Objective: Copy out each line below exactly as it appears.

Material to process:
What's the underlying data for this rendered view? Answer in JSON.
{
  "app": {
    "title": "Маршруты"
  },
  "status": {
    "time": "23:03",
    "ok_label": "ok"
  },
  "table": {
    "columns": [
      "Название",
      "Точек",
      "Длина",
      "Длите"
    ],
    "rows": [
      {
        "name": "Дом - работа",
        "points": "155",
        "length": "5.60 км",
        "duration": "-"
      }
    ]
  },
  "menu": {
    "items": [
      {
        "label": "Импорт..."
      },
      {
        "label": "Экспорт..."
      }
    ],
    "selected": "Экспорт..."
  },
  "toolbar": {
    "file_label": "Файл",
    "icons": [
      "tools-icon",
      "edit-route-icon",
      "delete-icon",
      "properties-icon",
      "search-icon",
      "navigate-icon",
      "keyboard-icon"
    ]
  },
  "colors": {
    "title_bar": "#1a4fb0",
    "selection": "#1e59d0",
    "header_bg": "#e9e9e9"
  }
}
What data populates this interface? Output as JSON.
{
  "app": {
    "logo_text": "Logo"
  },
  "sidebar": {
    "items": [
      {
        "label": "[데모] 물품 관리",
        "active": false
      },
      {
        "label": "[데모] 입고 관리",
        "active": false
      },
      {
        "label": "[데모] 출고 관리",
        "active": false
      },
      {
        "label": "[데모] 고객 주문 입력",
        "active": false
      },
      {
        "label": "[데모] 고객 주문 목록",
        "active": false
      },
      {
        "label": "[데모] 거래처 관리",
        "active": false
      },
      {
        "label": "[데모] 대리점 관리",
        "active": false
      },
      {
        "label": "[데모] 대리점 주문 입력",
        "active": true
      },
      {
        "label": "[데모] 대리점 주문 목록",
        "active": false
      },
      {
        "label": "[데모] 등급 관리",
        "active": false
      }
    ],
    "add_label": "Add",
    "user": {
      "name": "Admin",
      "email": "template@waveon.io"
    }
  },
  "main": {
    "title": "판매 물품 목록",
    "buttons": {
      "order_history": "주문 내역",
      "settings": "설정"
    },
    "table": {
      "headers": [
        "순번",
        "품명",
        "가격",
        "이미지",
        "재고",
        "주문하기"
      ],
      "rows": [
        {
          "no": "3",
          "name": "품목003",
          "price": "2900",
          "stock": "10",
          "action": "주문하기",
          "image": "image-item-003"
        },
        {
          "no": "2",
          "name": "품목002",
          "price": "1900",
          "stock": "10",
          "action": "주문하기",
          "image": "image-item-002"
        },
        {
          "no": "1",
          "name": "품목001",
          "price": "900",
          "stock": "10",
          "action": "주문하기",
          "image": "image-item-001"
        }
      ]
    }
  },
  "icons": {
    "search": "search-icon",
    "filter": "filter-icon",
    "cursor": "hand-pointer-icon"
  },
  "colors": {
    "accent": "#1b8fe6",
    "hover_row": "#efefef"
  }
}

Exercise answer:
What's the underlying data for this rendered view? Answer in JSON.
{
  "app": {
    "title": "Маршруты"
  },
  "status": {
    "time": "23:03",
    "ok_label": "ok"
  },
  "table": {
    "columns": [
      "Название",
      "Точек",
      "Длина",
      "Длите"
    ],
    "rows": [
      {
        "name": "Дом - работа",
        "points": "155",
        "length": "5.60 км",
        "duration": "-"
      }
    ]
  },
  "menu": {
    "items": [
      {
        "label": "Импорт..."
      },
      {
        "label": "Экспорт..."
      }
    ],
    "selected": "Экспорт..."
  },
  "toolbar": {
    "file_label": "Файл",
    "icons": [
      "tools-icon",
      "edit-route-icon",
      "delete-icon",
      "properties-icon",
      "search-icon",
      "navigate-icon",
      "keyboard-icon"
    ]
  },
  "colors": {
    "title_bar": "#1a4fb0",
    "selection": "#1e59d0",
    "header_bg": "#e9e9e9"
  }
}
What data populates this interface? Output as JSON.
{
  "app": {
    "logo_text": "Logo"
  },
  "sidebar": {
    "items": [
      {
        "label": "[데모] 물품 관리",
        "active": false
      },
      {
        "label": "[데모] 입고 관리",
        "active": false
      },
      {
        "label": "[데모] 출고 관리",
        "active": false
      },
      {
        "label": "[데모] 고객 주문 입력",
        "active": false
      },
      {
        "label": "[데모] 고객 주문 목록",
        "active": false
      },
      {
        "label": "[데모] 거래처 관리",
        "active": false
      },
      {
        "label": "[데모] 대리점 관리",
        "active": false
      },
      {
        "label": "[데모] 대리점 주문 입력",
        "active": true
      },
      {
        "label": "[데모] 대리점 주문 목록",
        "active": false
      },
      {
        "label": "[데모] 등급 관리",
        "active": false
      }
    ],
    "add_label": "Add",
    "user": {
      "name": "Admin",
      "email": "template@waveon.io"
    }
  },
  "main": {
    "title": "판매 물품 목록",
    "buttons": {
      "order_history": "주문 내역",
      "settings": "설정"
    },
    "table": {
      "headers": [
        "순번",
        "품명",
        "가격",
        "이미지",
        "재고",
        "주문하기"
      ],
      "rows": [
        {
          "no": "3",
          "name": "품목003",
          "price": "2900",
          "stock": "10",
          "action": "주문하기",
          "image": "image-item-003"
        },
        {
          "no": "2",
          "name": "품목002",
          "price": "1900",
          "stock": "10",
          "action": "주문하기",
          "image": "image-item-002"
        },
        {
          "no": "1",
          "name": "품목001",
          "price": "900",
          "stock": "10",
          "action": "주문하기",
          "image": "image-item-001"
        }
      ]
    }
  },
  "icons": {
    "search": "search-icon",
    "filter": "filter-icon",
    "cursor": "hand-pointer-icon"
  },
  "colors": {
    "accent": "#1b8fe6",
    "hover_row": "#efefef"
  }
}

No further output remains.